→ Directions:
Select the lines that hold the word "आशयक" and copy each one.

- - - - - - -

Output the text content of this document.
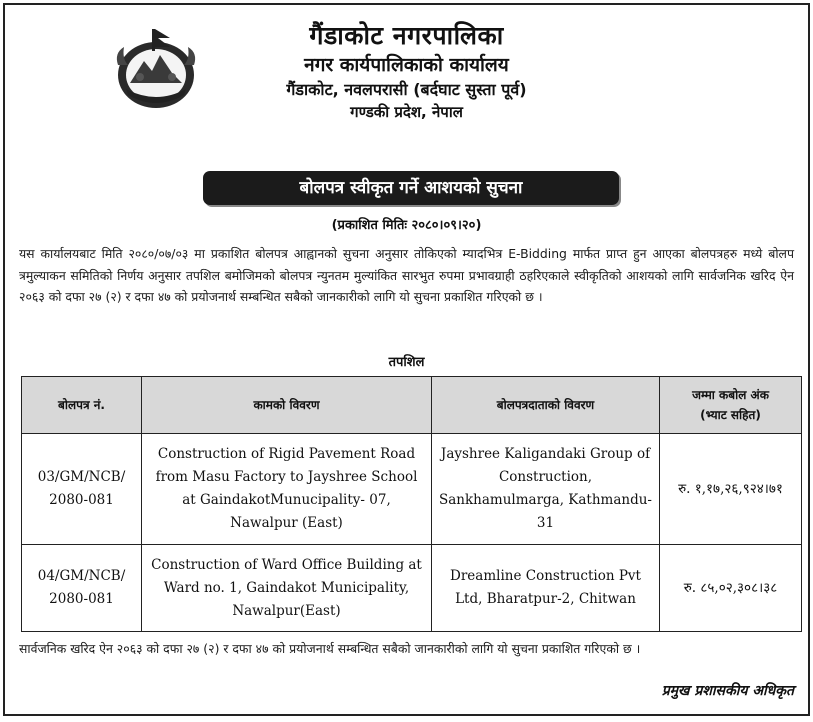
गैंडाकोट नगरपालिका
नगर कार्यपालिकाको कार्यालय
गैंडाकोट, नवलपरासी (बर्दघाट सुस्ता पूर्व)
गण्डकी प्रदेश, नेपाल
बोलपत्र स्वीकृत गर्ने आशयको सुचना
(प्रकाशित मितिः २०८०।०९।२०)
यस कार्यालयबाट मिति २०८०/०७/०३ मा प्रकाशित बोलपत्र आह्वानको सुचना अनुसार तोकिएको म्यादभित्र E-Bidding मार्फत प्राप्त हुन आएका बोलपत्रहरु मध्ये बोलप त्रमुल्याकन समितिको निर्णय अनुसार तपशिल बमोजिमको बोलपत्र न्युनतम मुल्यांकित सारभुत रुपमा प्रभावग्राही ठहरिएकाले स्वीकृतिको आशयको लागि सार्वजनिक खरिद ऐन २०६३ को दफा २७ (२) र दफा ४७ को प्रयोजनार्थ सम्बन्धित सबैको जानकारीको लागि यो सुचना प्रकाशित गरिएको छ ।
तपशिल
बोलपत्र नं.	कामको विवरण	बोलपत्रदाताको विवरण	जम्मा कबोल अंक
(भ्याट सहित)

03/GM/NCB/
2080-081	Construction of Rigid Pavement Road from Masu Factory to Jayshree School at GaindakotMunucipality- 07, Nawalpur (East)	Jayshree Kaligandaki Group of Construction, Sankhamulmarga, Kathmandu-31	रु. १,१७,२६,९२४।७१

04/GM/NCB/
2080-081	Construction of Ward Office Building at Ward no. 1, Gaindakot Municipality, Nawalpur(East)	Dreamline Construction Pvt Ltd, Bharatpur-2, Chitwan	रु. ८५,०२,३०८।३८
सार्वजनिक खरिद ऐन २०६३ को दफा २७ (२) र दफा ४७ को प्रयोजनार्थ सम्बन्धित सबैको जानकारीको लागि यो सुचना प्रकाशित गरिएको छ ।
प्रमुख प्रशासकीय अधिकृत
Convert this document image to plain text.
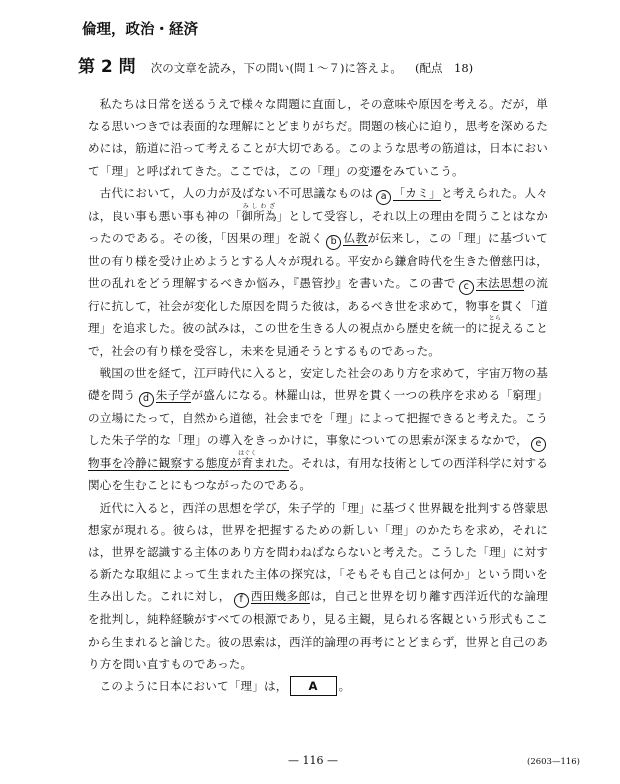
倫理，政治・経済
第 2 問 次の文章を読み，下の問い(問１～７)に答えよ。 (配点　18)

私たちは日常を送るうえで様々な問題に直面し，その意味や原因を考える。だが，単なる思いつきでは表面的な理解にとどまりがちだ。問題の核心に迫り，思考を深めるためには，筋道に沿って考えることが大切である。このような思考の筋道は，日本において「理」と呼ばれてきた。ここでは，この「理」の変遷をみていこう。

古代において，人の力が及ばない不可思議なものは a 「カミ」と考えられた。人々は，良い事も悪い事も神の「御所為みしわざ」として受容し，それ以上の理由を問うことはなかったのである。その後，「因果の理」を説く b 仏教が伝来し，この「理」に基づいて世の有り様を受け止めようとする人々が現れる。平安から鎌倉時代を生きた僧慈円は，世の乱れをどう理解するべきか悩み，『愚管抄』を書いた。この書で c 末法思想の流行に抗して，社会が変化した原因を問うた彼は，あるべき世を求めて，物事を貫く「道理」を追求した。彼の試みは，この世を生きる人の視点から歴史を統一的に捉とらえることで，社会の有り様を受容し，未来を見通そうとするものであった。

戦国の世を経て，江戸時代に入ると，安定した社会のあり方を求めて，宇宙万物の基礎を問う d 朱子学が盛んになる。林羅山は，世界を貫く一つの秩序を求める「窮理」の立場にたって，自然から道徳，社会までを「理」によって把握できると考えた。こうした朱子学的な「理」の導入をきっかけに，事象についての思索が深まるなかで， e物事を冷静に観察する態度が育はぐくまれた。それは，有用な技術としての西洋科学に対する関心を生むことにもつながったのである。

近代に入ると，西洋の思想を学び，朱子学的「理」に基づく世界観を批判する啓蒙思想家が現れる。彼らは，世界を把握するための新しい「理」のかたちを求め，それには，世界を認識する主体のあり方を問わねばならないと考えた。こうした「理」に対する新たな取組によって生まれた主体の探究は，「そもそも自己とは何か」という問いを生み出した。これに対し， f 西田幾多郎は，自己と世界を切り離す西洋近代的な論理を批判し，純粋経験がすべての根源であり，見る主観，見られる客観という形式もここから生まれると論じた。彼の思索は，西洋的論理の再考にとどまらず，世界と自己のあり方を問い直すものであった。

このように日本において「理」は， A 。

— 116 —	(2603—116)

- - - - - - -

→ Answer to the problem:
बोलपत्र स्वीकृत गर्ने आशयको सुचना
यस कार्यालयबाट मिति २०८०/०७/०३ मा प्रकाशित बोलपत्र आह्वानको सुचना अनुसार तोकिएको म्यादभित्र E-Bidding मार्फत प्राप्त हुन आएका बोलपत्रहरु मध्ये बोलप त्रमुल्याकन समितिको निर्णय अनुसार तपशिल बमोजिमको बोलपत्र न्युनतम मुल्यांकित सारभुत रुपमा प्रभावग्राही ठहरिएकाले स्वीकृतिको आशयको लागि सार्वजनिक खरिद ऐन २०६३ को दफा २७ (२) र दफा ४७ को प्रयोजनार्थ सम्बन्धित सबैको जानकारीको लागि यो सुचना प्रकाशित गरिएको छ ।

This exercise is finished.